Would you find each line in the entries below with the string "criteria" and copy it?

Top of EXCERPTED DATA

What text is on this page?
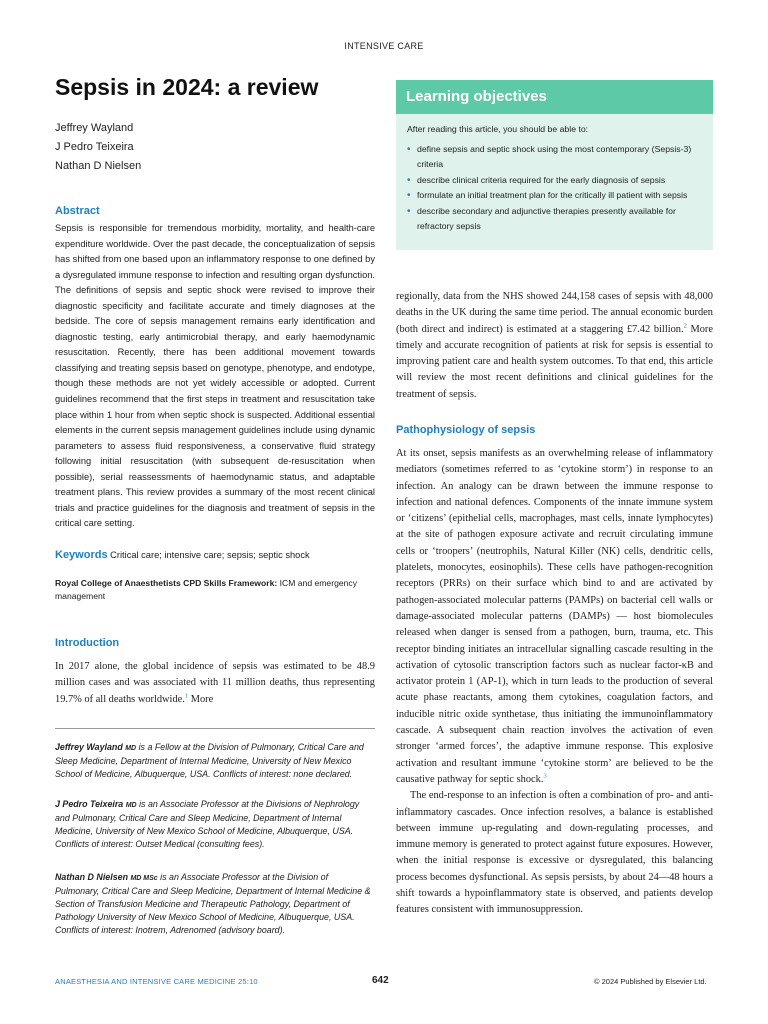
INTENSIVE CARE
Sepsis in 2024: a review
Jeffrey Wayland
J Pedro Teixeira
Nathan D Nielsen
Abstract
Sepsis is responsible for tremendous morbidity, mortality, and health-care expenditure worldwide. Over the past decade, the conceptualization of sepsis has shifted from one based upon an inflammatory response to one defined by a dysregulated immune response to infection and resulting organ dysfunction. The definitions of sepsis and septic shock were revised to improve their diagnostic specificity and facilitate accurate and timely diagnoses at the bedside. The core of sepsis management remains early identification and diagnostic testing, early antimicrobial therapy, and early haemodynamic resuscitation. Recently, there has been additional movement towards classifying and treating sepsis based on genotype, phenotype, and endotype, though these methods are not yet widely accessible or adopted. Current guidelines recommend that the first steps in treatment and resuscitation take place within 1 hour from when septic shock is suspected. Additional essential elements in the current sepsis management guidelines include using dynamic parameters to assess fluid responsiveness, a conservative fluid strategy following initial resuscitation (with subsequent de-resuscitation when possible), serial reassessments of haemodynamic status, and adaptable treatment plans. This review provides a summary of the most recent clinical trials and practice guidelines for the diagnosis and treatment of sepsis in the critical care setting.
Keywords Critical care; intensive care; sepsis; septic shock
Royal College of Anaesthetists CPD Skills Framework: ICM and emergency management
Introduction
In 2017 alone, the global incidence of sepsis was estimated to be 48.9 million cases and was associated with 11 million deaths, thus representing 19.7% of all deaths worldwide.$^1$ More
Jeffrey Wayland MD is a Fellow at the Division of Pulmonary, Critical Care and Sleep Medicine, Department of Internal Medicine, University of New Mexico School of Medicine, Albuquerque, USA. Conflicts of interest: none declared.
J Pedro Teixeira MD is an Associate Professor at the Divisions of Nephrology and Pulmonary, Critical Care and Sleep Medicine, Department of Internal Medicine, University of New Mexico School of Medicine, Albuquerque, USA. Conflicts of interest: Outset Medical (consulting fees).
Nathan D Nielsen MD MSc is an Associate Professor at the Division of Pulmonary, Critical Care and Sleep Medicine, Department of Internal Medicine & Section of Transfusion Medicine and Therapeutic Pathology, Department of Pathology University of New Mexico School of Medicine, Albuquerque, USA. Conflicts of interest: Inotrem, Adrenomed (advisory board).
Learning objectives
After reading this article, you should be able to:
• define sepsis and septic shock using the most contemporary (Sepsis-3) criteria
• describe clinical criteria required for the early diagnosis of sepsis
• formulate an initial treatment plan for the critically ill patient with sepsis
• describe secondary and adjunctive therapies presently available for refractory sepsis
regionally, data from the NHS showed 244,158 cases of sepsis with 48,000 deaths in the UK during the same time period. The annual economic burden (both direct and indirect) is estimated at a staggering £7.42 billion.$^2$ More timely and accurate recognition of patients at risk for sepsis is essential to improving patient care and health system outcomes. To that end, this article will review the most recent definitions and clinical guidelines for the treatment of sepsis.
Pathophysiology of sepsis
At its onset, sepsis manifests as an overwhelming release of inflammatory mediators (sometimes referred to as ‘cytokine storm’) in response to an infection. An analogy can be drawn between the immune response to infection and national defences. Components of the innate immune system or ‘citizens’ (epithelial cells, macrophages, mast cells, innate lymphocytes) at the site of pathogen exposure activate and recruit circulating immune cells or ‘troopers’ (neutrophils, Natural Killer (NK) cells, dendritic cells, platelets, monocytes, eosinophils). These cells have pathogen-recognition receptors (PRRs) on their surface which bind to and are activated by pathogen-associated molecular patterns (PAMPs) on bacterial cell walls or damage-associated molecular patterns (DAMPs) — host biomolecules released when danger is sensed from a pathogen, burn, trauma, etc. This receptor binding initiates an intracellular signalling cascade resulting in the activation of cytosolic transcription factors such as nuclear factor-κB and activator protein 1 (AP-1), which in turn leads to the production of several acute phase reactants, among them cytokines, coagulation factors, and inducible nitric oxide synthetase, thus initiating the immunoinflammatory cascade. A subsequent chain reaction involves the activation of even stronger ‘armed forces’, the adaptive immune response. This explosive activation and resultant immune ‘cytokine storm’ are believed to be the causative pathway for septic shock.$^3$
The end-response to an infection is often a combination of pro- and anti-inflammatory cascades. Once infection resolves, a balance is established between immune up-regulating and down-regulating processes, and immune memory is generated to protect against future exposures. However, when the initial response is excessive or dysregulated, this balancing process becomes dysfunctional. As sepsis persists, by about 24—48 hours a shift towards a hypoinflammatory state is observed, and patients develop features consistent with immunosuppression.
ANAESTHESIA AND INTENSIVE CARE MEDICINE 25:10	642	© 2024 Published by Elsevier Ltd.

Bottom of EXCERPTED DATA

RESPONSE TO THIS EXERCISE:
• define sepsis and septic shock using the most contemporary (Sepsis-3) criteria
• describe clinical criteria required for the early diagnosis of sepsis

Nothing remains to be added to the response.